▶ _Instructions for the task_
Copy the material that follows word for word and omit its pictures.

(Dataset rows about figures)
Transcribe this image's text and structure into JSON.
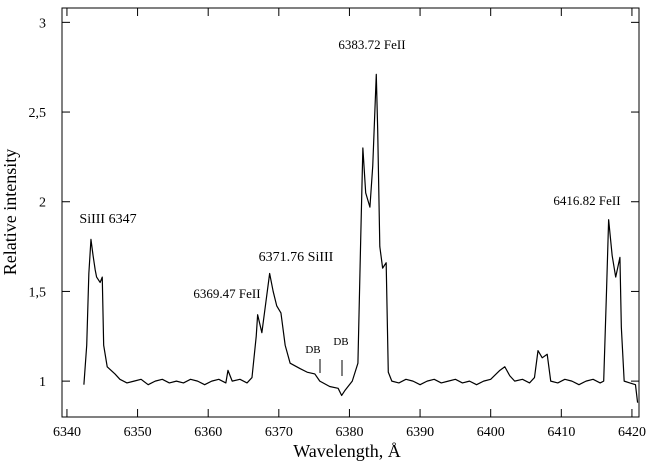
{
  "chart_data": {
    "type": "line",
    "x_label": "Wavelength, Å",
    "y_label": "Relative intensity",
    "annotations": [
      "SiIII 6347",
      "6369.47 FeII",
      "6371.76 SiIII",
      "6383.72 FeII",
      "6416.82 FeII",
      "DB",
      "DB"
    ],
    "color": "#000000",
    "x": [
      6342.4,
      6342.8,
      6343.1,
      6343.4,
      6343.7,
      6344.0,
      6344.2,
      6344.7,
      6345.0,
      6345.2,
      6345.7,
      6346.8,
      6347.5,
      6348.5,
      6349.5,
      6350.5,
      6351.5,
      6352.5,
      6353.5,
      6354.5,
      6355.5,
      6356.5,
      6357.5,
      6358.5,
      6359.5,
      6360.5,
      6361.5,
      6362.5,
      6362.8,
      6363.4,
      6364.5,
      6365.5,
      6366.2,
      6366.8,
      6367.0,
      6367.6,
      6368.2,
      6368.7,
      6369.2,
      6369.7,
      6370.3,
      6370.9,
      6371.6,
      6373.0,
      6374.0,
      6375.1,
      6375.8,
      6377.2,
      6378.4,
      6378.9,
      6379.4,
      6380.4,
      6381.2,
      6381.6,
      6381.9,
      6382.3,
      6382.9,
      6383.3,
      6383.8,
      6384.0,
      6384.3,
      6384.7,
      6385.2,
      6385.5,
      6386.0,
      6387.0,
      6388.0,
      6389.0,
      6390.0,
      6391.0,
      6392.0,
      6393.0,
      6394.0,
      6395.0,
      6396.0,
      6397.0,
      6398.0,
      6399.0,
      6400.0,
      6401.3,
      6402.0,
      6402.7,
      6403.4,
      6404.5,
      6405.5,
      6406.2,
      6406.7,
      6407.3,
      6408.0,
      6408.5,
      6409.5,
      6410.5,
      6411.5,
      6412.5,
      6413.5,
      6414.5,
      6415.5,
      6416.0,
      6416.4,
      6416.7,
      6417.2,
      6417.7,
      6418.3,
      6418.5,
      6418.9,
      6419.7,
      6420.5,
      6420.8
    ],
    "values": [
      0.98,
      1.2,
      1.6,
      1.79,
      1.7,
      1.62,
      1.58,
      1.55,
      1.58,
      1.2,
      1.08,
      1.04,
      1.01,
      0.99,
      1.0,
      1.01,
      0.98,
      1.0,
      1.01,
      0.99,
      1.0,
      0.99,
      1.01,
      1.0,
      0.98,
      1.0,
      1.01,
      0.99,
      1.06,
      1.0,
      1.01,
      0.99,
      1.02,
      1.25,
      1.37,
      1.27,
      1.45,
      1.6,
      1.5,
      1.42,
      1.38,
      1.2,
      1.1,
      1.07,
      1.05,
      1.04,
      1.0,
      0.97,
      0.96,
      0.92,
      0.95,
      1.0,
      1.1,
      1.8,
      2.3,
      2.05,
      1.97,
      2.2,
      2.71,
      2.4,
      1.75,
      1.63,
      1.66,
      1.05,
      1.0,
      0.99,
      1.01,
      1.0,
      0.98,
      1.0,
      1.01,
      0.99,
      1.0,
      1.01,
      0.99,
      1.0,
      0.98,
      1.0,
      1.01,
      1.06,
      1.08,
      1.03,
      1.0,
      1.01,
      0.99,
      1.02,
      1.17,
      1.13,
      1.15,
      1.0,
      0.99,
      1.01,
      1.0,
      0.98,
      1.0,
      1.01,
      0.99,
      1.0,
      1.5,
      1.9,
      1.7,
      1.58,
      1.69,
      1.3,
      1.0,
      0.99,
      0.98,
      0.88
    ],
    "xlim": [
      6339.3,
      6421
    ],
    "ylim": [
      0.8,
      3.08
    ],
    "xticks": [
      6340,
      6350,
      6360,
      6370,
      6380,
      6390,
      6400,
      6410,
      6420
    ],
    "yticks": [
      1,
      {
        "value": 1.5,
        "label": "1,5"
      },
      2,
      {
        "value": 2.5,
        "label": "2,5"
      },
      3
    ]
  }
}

▶ _Correct result_
Transcribe this image's text and structure into JSON.
{
  "chart_data": {
    "type": "line",
    "x_label": "Wavelength, Å",
    "y_label": "Relative intensity",
    "annotations": [
      "SiIII 6347",
      "6369.47 FeII",
      "6371.76 SiIII",
      "6383.72 FeII",
      "6416.82 FeII",
      "DB",
      "DB"
    ],
    "color": "#000000",
    "x": [
      6342.4,
      6342.8,
      6343.1,
      6343.4,
      6343.7,
      6344.0,
      6344.2,
      6344.7,
      6345.0,
      6345.2,
      6345.7,
      6346.8,
      6347.5,
      6348.5,
      6349.5,
      6350.5,
      6351.5,
      6352.5,
      6353.5,
      6354.5,
      6355.5,
      6356.5,
      6357.5,
      6358.5,
      6359.5,
      6360.5,
      6361.5,
      6362.5,
      6362.8,
      6363.4,
      6364.5,
      6365.5,
      6366.2,
      6366.8,
      6367.0,
      6367.6,
      6368.2,
      6368.7,
      6369.2,
      6369.7,
      6370.3,
      6370.9,
      6371.6,
      6373.0,
      6374.0,
      6375.1,
      6375.8,
      6377.2,
      6378.4,
      6378.9,
      6379.4,
      6380.4,
      6381.2,
      6381.6,
      6381.9,
      6382.3,
      6382.9,
      6383.3,
      6383.8,
      6384.0,
      6384.3,
      6384.7,
      6385.2,
      6385.5,
      6386.0,
      6387.0,
      6388.0,
      6389.0,
      6390.0,
      6391.0,
      6392.0,
      6393.0,
      6394.0,
      6395.0,
      6396.0,
      6397.0,
      6398.0,
      6399.0,
      6400.0,
      6401.3,
      6402.0,
      6402.7,
      6403.4,
      6404.5,
      6405.5,
      6406.2,
      6406.7,
      6407.3,
      6408.0,
      6408.5,
      6409.5,
      6410.5,
      6411.5,
      6412.5,
      6413.5,
      6414.5,
      6415.5,
      6416.0,
      6416.4,
      6416.7,
      6417.2,
      6417.7,
      6418.3,
      6418.5,
      6418.9,
      6419.7,
      6420.5,
      6420.8
    ],
    "values": [
      0.98,
      1.2,
      1.6,
      1.79,
      1.7,
      1.62,
      1.58,
      1.55,
      1.58,
      1.2,
      1.08,
      1.04,
      1.01,
      0.99,
      1.0,
      1.01,
      0.98,
      1.0,
      1.01,
      0.99,
      1.0,
      0.99,
      1.01,
      1.0,
      0.98,
      1.0,
      1.01,
      0.99,
      1.06,
      1.0,
      1.01,
      0.99,
      1.02,
      1.25,
      1.37,
      1.27,
      1.45,
      1.6,
      1.5,
      1.42,
      1.38,
      1.2,
      1.1,
      1.07,
      1.05,
      1.04,
      1.0,
      0.97,
      0.96,
      0.92,
      0.95,
      1.0,
      1.1,
      1.8,
      2.3,
      2.05,
      1.97,
      2.2,
      2.71,
      2.4,
      1.75,
      1.63,
      1.66,
      1.05,
      1.0,
      0.99,
      1.01,
      1.0,
      0.98,
      1.0,
      1.01,
      0.99,
      1.0,
      1.01,
      0.99,
      1.0,
      0.98,
      1.0,
      1.01,
      1.06,
      1.08,
      1.03,
      1.0,
      1.01,
      0.99,
      1.02,
      1.17,
      1.13,
      1.15,
      1.0,
      0.99,
      1.01,
      1.0,
      0.98,
      1.0,
      1.01,
      0.99,
      1.0,
      1.5,
      1.9,
      1.7,
      1.58,
      1.69,
      1.3,
      1.0,
      0.99,
      0.98,
      0.88
    ],
    "xlim": [
      6339.3,
      6421
    ],
    "ylim": [
      0.8,
      3.08
    ],
    "xticks": [
      6340,
      6350,
      6360,
      6370,
      6380,
      6390,
      6400,
      6410,
      6420
    ],
    "yticks": [
      1,
      {
        "value": 1.5,
        "label": "1,5"
      },
      2,
      {
        "value": 2.5,
        "label": "2,5"
      },
      3
    ]
  }
}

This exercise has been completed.